| DIRECTIONS FOR THIS TASK |
Pictures stay out of the answer, but every line of the material must be restated exactly.

| INPUT MATERIAL |
════════

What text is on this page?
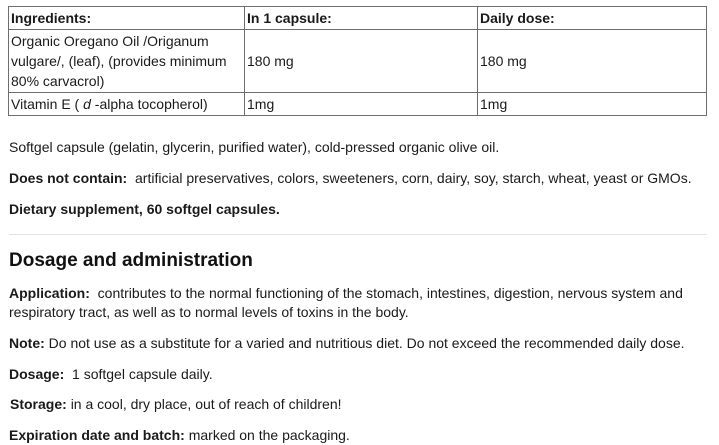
Ingredients:	In 1 capsule:	Daily dose:
Organic Oregano Oil /Origanum
vulgare/, (leaf), (provides minimum
80% carvacrol)	180 mg	180 mg
Vitamin E ( d -alpha tocopherol)	1mg	1mg

Softgel capsule (gelatin, glycerin, purified water), cold-pressed organic olive oil.

Does not contain: artificial preservatives, colors, sweeteners, corn, dairy, soy, starch, wheat, yeast or GMOs.

Dietary supplement, 60 softgel capsules.

Dosage and administration

Application: contributes to the normal functioning of the stomach, intestines, digestion, nervous system and respiratory tract, as well as to normal levels of toxins in the body.

Note: Do not use as a substitute for a varied and nutritious diet. Do not exceed the recommended daily dose.

Dosage: 1 softgel capsule daily.

Storage: in a cool, dry place, out of reach of children!

Expiration date and batch: marked on the packaging.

════════

| ANSWER BOX |
What text is on this page?
Ingredients:	In 1 capsule:	Daily dose:
Organic Oregano Oil /Origanum
vulgare/, (leaf), (provides minimum
80% carvacrol)	180 mg	180 mg
Vitamin E ( d -alpha tocopherol)	1mg	1mg

Softgel capsule (gelatin, glycerin, purified water), cold-pressed organic olive oil.

Does not contain: artificial preservatives, colors, sweeteners, corn, dairy, soy, starch, wheat, yeast or GMOs.

Dietary supplement, 60 softgel capsules.

Dosage and administration

Application: contributes to the normal functioning of the stomach, intestines, digestion, nervous system and respiratory tract, as well as to normal levels of toxins in the body.

Note: Do not use as a substitute for a varied and nutritious diet. Do not exceed the recommended daily dose.

Dosage: 1 softgel capsule daily.

Storage: in a cool, dry place, out of reach of children!

Expiration date and batch: marked on the packaging.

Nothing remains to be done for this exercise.